The exercise
Go through the listing and write out all of it exactly.

Provided records
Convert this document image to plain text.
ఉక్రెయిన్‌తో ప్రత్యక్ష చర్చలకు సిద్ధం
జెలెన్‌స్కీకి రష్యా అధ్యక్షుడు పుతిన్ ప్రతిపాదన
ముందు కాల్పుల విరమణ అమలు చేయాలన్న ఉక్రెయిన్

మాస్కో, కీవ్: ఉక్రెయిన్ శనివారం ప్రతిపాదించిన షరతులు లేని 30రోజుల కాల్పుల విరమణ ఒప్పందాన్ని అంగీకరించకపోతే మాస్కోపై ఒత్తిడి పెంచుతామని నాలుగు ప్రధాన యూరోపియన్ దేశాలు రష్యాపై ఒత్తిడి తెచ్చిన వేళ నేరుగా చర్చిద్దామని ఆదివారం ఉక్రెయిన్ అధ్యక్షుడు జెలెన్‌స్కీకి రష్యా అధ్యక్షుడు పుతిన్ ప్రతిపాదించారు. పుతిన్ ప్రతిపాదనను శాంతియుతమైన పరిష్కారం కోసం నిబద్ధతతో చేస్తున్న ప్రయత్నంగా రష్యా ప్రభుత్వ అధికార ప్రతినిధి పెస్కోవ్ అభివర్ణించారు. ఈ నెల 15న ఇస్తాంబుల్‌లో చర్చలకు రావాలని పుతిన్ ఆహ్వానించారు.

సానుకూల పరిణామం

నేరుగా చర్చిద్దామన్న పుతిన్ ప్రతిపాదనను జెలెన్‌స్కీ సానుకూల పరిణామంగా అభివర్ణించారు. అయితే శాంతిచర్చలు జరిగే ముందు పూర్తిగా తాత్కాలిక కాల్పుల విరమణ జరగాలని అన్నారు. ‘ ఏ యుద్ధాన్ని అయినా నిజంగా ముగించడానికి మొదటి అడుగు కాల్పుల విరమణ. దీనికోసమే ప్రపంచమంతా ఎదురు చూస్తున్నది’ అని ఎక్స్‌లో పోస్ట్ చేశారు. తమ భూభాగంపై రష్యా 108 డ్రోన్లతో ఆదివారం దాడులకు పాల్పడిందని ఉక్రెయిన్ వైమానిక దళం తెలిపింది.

Written response
Convert this document image to plain text.
ఉక్రెయిన్‌తో ప్రత్యక్ష చర్చలకు సిద్ధం
జెలెన్‌స్కీకి రష్యా అధ్యక్షుడు పుతిన్ ప్రతిపాదన
ముందు కాల్పుల విరమణ అమలు చేయాలన్న ఉక్రెయిన్

మాస్కో, కీవ్: ఉక్రెయిన్ శనివారం ప్రతిపాదించిన షరతులు లేని 30రోజుల కాల్పుల విరమణ ఒప్పందాన్ని అంగీకరించకపోతే మాస్కోపై ఒత్తిడి పెంచుతామని నాలుగు ప్రధాన యూరోపియన్ దేశాలు రష్యాపై ఒత్తిడి తెచ్చిన వేళ నేరుగా చర్చిద్దామని ఆదివారం ఉక్రెయిన్ అధ్యక్షుడు జెలెన్‌స్కీకి రష్యా అధ్యక్షుడు పుతిన్ ప్రతిపాదించారు. పుతిన్ ప్రతిపాదనను శాంతియుతమైన పరిష్కారం కోసం నిబద్ధతతో చేస్తున్న ప్రయత్నంగా రష్యా ప్రభుత్వ అధికార ప్రతినిధి పెస్కోవ్ అభివర్ణించారు. ఈ నెల 15న ఇస్తాంబుల్‌లో చర్చలకు రావాలని పుతిన్ ఆహ్వానించారు.

సానుకూల పరిణామం

నేరుగా చర్చిద్దామన్న పుతిన్ ప్రతిపాదనను జెలెన్‌స్కీ సానుకూల పరిణామంగా అభివర్ణించారు. అయితే శాంతిచర్చలు జరిగే ముందు పూర్తిగా తాత్కాలిక కాల్పుల విరమణ జరగాలని అన్నారు. ‘ ఏ యుద్ధాన్ని అయినా నిజంగా ముగించడానికి మొదటి అడుగు కాల్పుల విరమణ. దీనికోసమే ప్రపంచమంతా ఎదురు చూస్తున్నది’ అని ఎక్స్‌లో పోస్ట్ చేశారు. తమ భూభాగంపై రష్యా 108 డ్రోన్లతో ఆదివారం దాడులకు పాల్పడిందని ఉక్రెయిన్ వైమానిక దళం తెలిపింది.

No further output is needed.